(begin)

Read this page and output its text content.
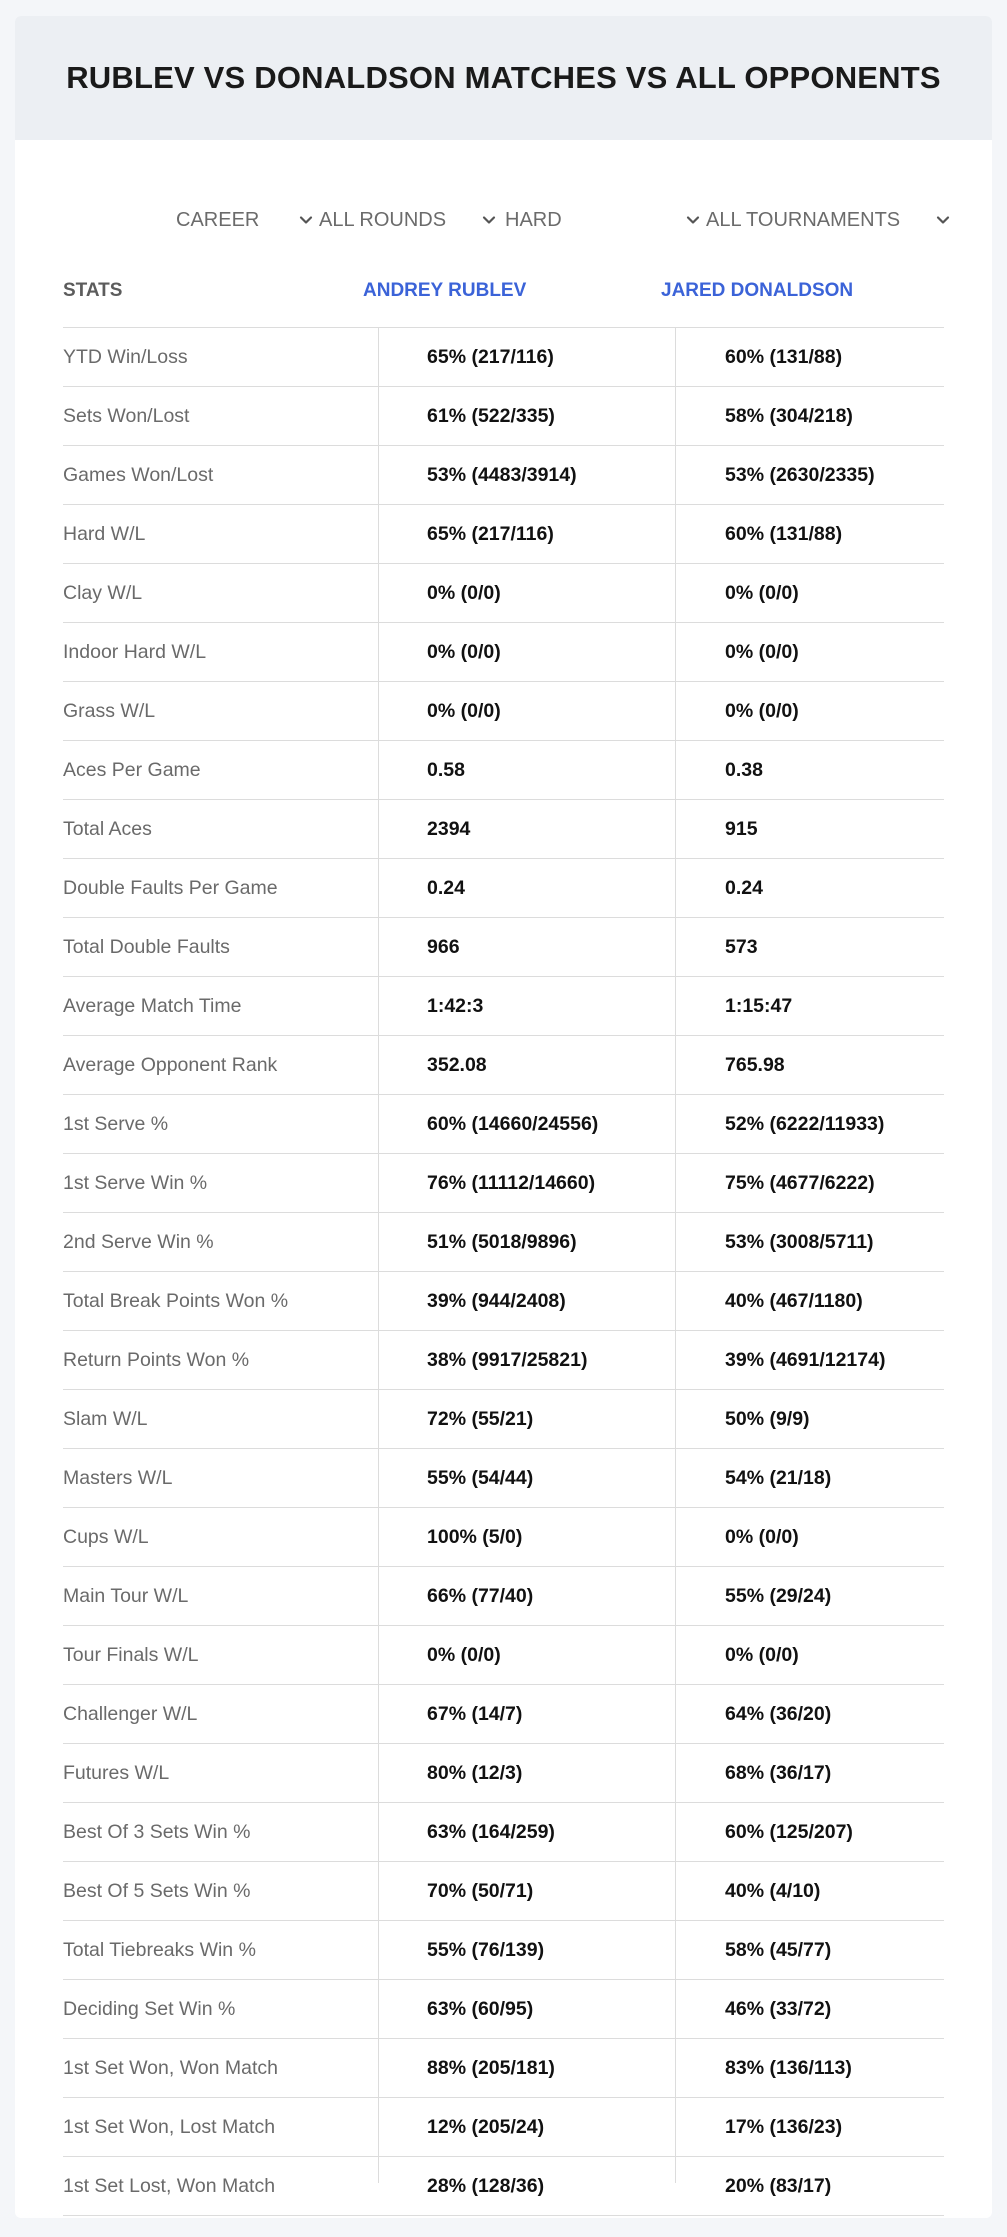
RUBLEV VS DONALDSON MATCHES VS ALL OPPONENTS
CAREER	ALL ROUNDS	HARD	ALL TOURNAMENTS
STATS	ANDREY RUBLEV	JARED DONALDSON
YTD Win/Loss	65% (217/116)	60% (131/88)
Sets Won/Lost	61% (522/335)	58% (304/218)
Games Won/Lost	53% (4483/3914)	53% (2630/2335)
Hard W/L	65% (217/116)	60% (131/88)
Clay W/L	0% (0/0)	0% (0/0)
Indoor Hard W/L	0% (0/0)	0% (0/0)
Grass W/L	0% (0/0)	0% (0/0)
Aces Per Game	0.58	0.38
Total Aces	2394	915
Double Faults Per Game	0.24	0.24
Total Double Faults	966	573
Average Match Time	1:42:3	1:15:47
Average Opponent Rank	352.08	765.98
1st Serve %	60% (14660/24556)	52% (6222/11933)
1st Serve Win %	76% (11112/14660)	75% (4677/6222)
2nd Serve Win %	51% (5018/9896)	53% (3008/5711)
Total Break Points Won %	39% (944/2408)	40% (467/1180)
Return Points Won %	38% (9917/25821)	39% (4691/12174)
Slam W/L	72% (55/21)	50% (9/9)
Masters W/L	55% (54/44)	54% (21/18)
Cups W/L	100% (5/0)	0% (0/0)
Main Tour W/L	66% (77/40)	55% (29/24)
Tour Finals W/L	0% (0/0)	0% (0/0)
Challenger W/L	67% (14/7)	64% (36/20)
Futures W/L	80% (12/3)	68% (36/17)
Best Of 3 Sets Win %	63% (164/259)	60% (125/207)
Best Of 5 Sets Win %	70% (50/71)	40% (4/10)
Total Tiebreaks Win %	55% (76/139)	58% (45/77)
Deciding Set Win %	63% (60/95)	46% (33/72)
1st Set Won, Won Match	88% (205/181)	83% (136/113)
1st Set Won, Lost Match	12% (205/24)	17% (136/23)
1st Set Lost, Won Match	28% (128/36)	20% (83/17)
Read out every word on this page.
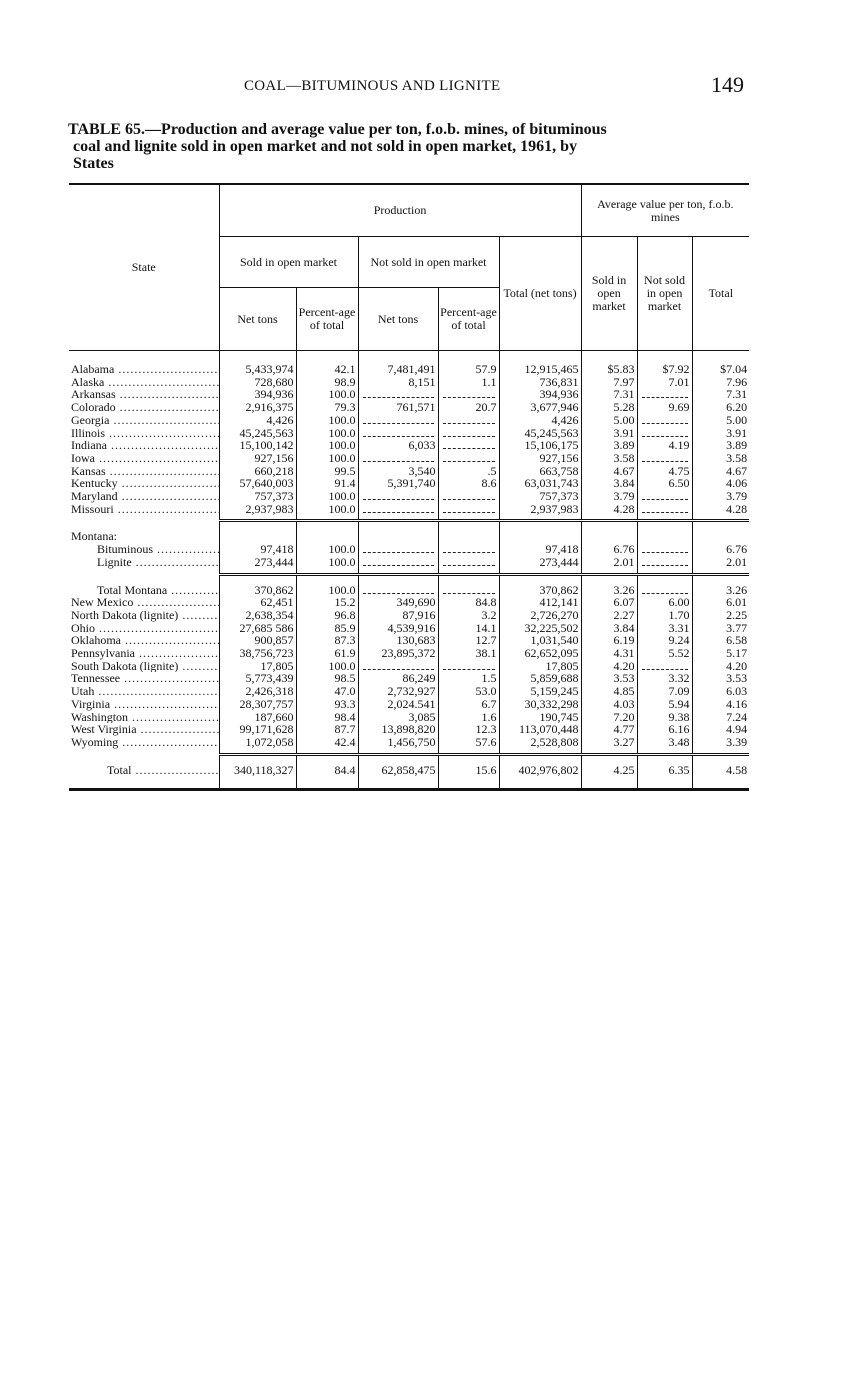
COAL—BITUMINOUS AND LIGNITE	149
TABLE 65.—Production and average value per ton, f.o.b. mines, of bituminous
coal and lignite sold in open market and not sold in open market, 1961, by
States
State	Production					Average value per ton, f.o.b. mines		
	Sold in open market		Not sold in open market		Total (net tons)	Sold in open market	Not sold in open market	Total
	Net tons	Percent-age of total	Net tons	Percent-age of total				

Alabama .....	5,433,974	42.1	7,481,491	57.9	12,915,465	$5.83	$7.92	$7.04
Alaska .....	728,680	98.9	8,151	1.1	736,831	7.97	7.01	7.96
Arkansas .....	394,936	100.0			394,936	7.31		7.31
Colorado .....	2,916,375	79.3	761,571	20.7	3,677,946	5.28	9.69	6.20
Georgia .....	4,426	100.0			4,426	5.00		5.00
Illinois .....	45,245,563	100.0			45,245,563	3.91		3.91
Indiana .....	15,100,142	100.0	6,033		15,106,175	3.89	4.19	3.89
Iowa .....	927,156	100.0			927,156	3.58		3.58
Kansas .....	660,218	99.5	3,540	.5	663,758	4.67	4.75	4.67
Kentucky .....	57,640,003	91.4	5,391,740	8.6	63,031,743	3.84	6.50	4.06
Maryland .....	757,373	100.0			757,373	3.79		3.79
Missouri .....	2,937,983	100.0			2,937,983	4.28		4.28

Montana:								
Bituminous .....	97,418	100.0			97,418	6.76		6.76
Lignite .....	273,444	100.0			273,444	2.01		2.01

Total Montana .....	370,862	100.0			370,862	3.26		3.26
New Mexico .....	62,451	15.2	349,690	84.8	412,141	6.07	6.00	6.01
North Dakota (lignite) .....	2,638,354	96.8	87,916	3.2	2,726,270	2.27	1.70	2.25
Ohio .....	27,685 586	85.9	4,539,916	14.1	32,225,502	3.84	3.31	3.77
Oklahoma .....	900,857	87.3	130,683	12.7	1,031,540	6.19	9.24	6.58
Pennsylvania .....	38,756,723	61.9	23,895,372	38.1	62,652,095	4.31	5.52	5.17
South Dakota (lignite) .....	17,805	100.0			17,805	4.20		4.20
Tennessee .....	5,773,439	98.5	86,249	1.5	5,859,688	3.53	3.32	3.53
Utah .....	2,426,318	47.0	2,732,927	53.0	5,159,245	4.85	7.09	6.03
Virginia .....	28,307,757	93.3	2,024.541	6.7	30,332,298	4.03	5.94	4.16
Washington .....	187,660	98.4	3,085	1.6	190,745	7.20	9.38	7.24
West Virginia .....	99,171,628	87.7	13,898,820	12.3	113,070,448	4.77	6.16	4.94
Wyoming .....	1,072,058	42.4	1,456,750	57.6	2,528,808	3.27	3.48	3.39

Total .....	340,118,327	84.4	62,858,475	15.6	402,976,802	4.25	6.35	4.58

(end)

* _Given instruction_
The required answer is a single number: the count of lines in the entries that hold the string "Points".

* _Written response_
2